Given request:
Below are the records. List every line holding the word "necessary".

(Dataset records)
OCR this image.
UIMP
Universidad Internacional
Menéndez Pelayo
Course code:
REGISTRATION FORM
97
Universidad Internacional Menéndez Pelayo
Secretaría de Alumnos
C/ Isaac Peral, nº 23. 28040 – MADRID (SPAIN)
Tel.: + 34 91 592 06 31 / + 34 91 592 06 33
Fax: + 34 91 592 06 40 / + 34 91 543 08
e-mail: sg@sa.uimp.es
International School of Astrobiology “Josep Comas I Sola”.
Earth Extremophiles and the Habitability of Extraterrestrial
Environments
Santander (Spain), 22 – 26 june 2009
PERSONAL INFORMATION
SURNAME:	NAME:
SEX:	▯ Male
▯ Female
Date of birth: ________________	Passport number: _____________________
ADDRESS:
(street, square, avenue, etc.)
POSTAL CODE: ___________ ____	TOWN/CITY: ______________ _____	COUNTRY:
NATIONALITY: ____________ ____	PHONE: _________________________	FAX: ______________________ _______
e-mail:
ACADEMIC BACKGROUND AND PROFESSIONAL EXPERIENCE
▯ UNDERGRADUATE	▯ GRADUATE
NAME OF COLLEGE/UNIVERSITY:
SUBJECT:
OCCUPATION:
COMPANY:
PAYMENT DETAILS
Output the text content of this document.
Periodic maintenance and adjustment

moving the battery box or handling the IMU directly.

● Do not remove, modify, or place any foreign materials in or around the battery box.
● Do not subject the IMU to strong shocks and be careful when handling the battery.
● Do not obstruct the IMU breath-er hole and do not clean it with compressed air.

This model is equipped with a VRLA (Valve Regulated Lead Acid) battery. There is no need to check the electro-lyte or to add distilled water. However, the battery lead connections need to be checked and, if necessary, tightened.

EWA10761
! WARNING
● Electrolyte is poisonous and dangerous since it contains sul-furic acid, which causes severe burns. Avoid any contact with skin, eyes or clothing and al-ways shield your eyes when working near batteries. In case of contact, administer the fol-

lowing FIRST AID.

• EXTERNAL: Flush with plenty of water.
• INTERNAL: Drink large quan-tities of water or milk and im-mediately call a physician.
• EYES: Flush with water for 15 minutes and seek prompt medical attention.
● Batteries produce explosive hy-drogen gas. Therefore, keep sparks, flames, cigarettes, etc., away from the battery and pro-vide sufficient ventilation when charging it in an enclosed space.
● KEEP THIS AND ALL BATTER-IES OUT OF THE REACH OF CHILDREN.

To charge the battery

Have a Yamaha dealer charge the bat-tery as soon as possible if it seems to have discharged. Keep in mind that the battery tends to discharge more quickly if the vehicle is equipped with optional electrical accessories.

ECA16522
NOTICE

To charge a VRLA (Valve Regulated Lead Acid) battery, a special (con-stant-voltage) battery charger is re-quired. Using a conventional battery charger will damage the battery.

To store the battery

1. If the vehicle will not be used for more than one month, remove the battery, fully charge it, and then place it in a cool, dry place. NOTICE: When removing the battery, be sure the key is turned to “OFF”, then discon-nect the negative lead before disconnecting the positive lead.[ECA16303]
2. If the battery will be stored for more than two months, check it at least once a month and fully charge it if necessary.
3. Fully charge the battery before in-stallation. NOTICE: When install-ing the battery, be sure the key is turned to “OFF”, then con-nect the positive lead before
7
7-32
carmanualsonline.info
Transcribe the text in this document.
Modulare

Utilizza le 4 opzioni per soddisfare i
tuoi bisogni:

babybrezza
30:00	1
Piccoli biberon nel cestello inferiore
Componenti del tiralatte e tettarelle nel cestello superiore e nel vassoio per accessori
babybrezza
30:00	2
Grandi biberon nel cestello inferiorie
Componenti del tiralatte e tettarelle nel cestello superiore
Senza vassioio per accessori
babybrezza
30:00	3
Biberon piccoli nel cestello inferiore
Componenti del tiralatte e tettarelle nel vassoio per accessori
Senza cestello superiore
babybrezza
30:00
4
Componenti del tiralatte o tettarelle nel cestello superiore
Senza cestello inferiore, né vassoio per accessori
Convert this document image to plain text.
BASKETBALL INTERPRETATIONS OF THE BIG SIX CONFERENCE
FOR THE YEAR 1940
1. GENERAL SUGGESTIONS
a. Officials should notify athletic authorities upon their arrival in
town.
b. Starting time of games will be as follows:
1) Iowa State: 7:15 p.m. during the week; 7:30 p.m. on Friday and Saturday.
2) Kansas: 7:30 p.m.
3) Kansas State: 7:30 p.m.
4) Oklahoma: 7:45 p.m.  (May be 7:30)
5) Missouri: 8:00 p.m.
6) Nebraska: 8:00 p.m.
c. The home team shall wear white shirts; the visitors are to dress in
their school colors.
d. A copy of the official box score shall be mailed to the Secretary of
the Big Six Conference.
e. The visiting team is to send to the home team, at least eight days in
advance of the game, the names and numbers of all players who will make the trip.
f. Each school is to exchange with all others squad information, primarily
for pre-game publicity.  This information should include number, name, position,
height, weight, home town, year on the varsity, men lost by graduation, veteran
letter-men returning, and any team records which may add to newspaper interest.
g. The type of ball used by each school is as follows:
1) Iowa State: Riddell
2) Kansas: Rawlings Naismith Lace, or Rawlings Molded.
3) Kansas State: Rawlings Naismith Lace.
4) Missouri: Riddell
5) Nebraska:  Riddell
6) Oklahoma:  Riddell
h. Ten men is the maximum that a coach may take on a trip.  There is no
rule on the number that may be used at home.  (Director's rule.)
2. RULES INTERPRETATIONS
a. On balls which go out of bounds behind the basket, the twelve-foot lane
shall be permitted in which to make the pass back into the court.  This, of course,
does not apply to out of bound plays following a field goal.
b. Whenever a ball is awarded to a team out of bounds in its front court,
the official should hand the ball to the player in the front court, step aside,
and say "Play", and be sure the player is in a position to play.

Exercise output:
This model is equipped with a VRLA (Valve Regulated Lead Acid) battery. There is no need to check the electro-lyte or to add distilled water. However, the battery lead connections need to be checked and, if necessary, tightened.
2. If the battery will be stored for more than two months, check it at least once a month and fully charge it if necessary.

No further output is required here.